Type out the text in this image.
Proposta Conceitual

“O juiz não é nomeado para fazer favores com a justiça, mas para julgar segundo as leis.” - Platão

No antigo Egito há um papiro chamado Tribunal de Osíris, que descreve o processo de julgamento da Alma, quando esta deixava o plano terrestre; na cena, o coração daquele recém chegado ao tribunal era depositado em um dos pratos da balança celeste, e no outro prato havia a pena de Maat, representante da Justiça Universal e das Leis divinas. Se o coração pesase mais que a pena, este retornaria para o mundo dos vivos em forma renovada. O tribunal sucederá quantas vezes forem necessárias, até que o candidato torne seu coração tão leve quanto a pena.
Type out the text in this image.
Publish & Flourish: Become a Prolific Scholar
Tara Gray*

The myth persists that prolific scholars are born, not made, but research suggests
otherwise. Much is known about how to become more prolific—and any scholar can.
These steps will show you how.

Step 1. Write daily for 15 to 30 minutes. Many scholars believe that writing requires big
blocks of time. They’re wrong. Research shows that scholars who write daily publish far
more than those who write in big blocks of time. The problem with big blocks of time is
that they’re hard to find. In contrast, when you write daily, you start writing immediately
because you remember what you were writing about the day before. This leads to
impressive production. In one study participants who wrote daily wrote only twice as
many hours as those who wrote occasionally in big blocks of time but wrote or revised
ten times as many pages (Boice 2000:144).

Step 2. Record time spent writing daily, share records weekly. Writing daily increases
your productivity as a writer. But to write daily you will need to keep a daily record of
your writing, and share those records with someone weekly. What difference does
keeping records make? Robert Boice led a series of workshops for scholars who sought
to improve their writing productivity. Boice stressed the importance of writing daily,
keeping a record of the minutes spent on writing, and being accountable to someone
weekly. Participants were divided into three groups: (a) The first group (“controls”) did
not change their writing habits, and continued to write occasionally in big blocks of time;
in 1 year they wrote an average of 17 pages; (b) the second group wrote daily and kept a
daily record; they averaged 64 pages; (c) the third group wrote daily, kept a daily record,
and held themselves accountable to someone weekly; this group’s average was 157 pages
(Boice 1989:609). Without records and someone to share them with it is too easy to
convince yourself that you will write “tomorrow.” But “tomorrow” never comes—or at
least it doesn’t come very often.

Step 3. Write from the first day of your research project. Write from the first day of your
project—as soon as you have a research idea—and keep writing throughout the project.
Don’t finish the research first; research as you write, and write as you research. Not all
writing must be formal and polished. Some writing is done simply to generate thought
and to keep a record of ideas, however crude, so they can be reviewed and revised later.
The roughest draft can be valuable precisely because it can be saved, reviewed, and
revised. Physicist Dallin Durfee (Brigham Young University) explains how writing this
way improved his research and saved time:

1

───

Requirements -
Within the data above, pick out all lines holding the word "keeping".

Solution for this problem -
keeping records make? Robert Boice led a series of workshops for scholars who sought
keeping a record of the minutes spent on writing, and being accountable to someone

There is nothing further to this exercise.